Dataset listings of figures:
----------
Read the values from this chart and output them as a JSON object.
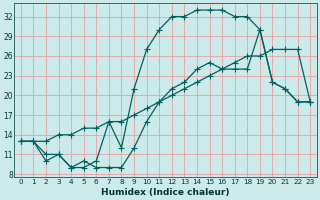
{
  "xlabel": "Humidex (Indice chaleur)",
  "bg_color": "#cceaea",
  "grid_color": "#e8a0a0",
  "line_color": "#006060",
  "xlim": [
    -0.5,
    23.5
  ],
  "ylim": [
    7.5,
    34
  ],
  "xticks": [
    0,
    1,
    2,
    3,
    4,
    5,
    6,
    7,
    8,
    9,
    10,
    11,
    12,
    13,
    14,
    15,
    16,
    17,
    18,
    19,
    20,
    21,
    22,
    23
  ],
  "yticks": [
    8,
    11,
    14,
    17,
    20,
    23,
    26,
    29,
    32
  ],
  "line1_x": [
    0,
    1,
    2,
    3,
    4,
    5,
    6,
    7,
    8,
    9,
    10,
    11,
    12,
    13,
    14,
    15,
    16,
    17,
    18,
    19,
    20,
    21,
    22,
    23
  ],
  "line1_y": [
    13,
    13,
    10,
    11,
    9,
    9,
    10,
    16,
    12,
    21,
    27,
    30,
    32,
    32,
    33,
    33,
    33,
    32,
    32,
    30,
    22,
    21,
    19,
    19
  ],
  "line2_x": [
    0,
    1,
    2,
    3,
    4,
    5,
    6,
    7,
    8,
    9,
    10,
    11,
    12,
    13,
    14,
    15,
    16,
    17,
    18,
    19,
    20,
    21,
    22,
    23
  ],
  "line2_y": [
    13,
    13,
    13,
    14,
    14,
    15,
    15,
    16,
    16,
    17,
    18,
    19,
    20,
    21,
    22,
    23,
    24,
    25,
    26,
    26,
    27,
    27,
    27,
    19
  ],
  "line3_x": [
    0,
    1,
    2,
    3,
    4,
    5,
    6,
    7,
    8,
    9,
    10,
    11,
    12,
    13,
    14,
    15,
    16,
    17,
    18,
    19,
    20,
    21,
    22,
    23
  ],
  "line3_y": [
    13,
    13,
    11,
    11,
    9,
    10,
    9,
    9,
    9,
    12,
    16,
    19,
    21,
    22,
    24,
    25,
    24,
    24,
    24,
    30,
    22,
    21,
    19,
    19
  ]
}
----------
> [EXERCISE DIRECTIONS]
Without the pictures, print the whole listing exactly as given.

> [ANSWER TO THE TASK]
Read the values from this chart and output them as a JSON object.
{
  "xlabel": "Humidex (Indice chaleur)",
  "bg_color": "#cceaea",
  "grid_color": "#e8a0a0",
  "line_color": "#006060",
  "xlim": [
    -0.5,
    23.5
  ],
  "ylim": [
    7.5,
    34
  ],
  "xticks": [
    0,
    1,
    2,
    3,
    4,
    5,
    6,
    7,
    8,
    9,
    10,
    11,
    12,
    13,
    14,
    15,
    16,
    17,
    18,
    19,
    20,
    21,
    22,
    23
  ],
  "yticks": [
    8,
    11,
    14,
    17,
    20,
    23,
    26,
    29,
    32
  ],
  "line1_x": [
    0,
    1,
    2,
    3,
    4,
    5,
    6,
    7,
    8,
    9,
    10,
    11,
    12,
    13,
    14,
    15,
    16,
    17,
    18,
    19,
    20,
    21,
    22,
    23
  ],
  "line1_y": [
    13,
    13,
    10,
    11,
    9,
    9,
    10,
    16,
    12,
    21,
    27,
    30,
    32,
    32,
    33,
    33,
    33,
    32,
    32,
    30,
    22,
    21,
    19,
    19
  ],
  "line2_x": [
    0,
    1,
    2,
    3,
    4,
    5,
    6,
    7,
    8,
    9,
    10,
    11,
    12,
    13,
    14,
    15,
    16,
    17,
    18,
    19,
    20,
    21,
    22,
    23
  ],
  "line2_y": [
    13,
    13,
    13,
    14,
    14,
    15,
    15,
    16,
    16,
    17,
    18,
    19,
    20,
    21,
    22,
    23,
    24,
    25,
    26,
    26,
    27,
    27,
    27,
    19
  ],
  "line3_x": [
    0,
    1,
    2,
    3,
    4,
    5,
    6,
    7,
    8,
    9,
    10,
    11,
    12,
    13,
    14,
    15,
    16,
    17,
    18,
    19,
    20,
    21,
    22,
    23
  ],
  "line3_y": [
    13,
    13,
    11,
    11,
    9,
    10,
    9,
    9,
    9,
    12,
    16,
    19,
    21,
    22,
    24,
    25,
    24,
    24,
    24,
    30,
    22,
    21,
    19,
    19
  ]
}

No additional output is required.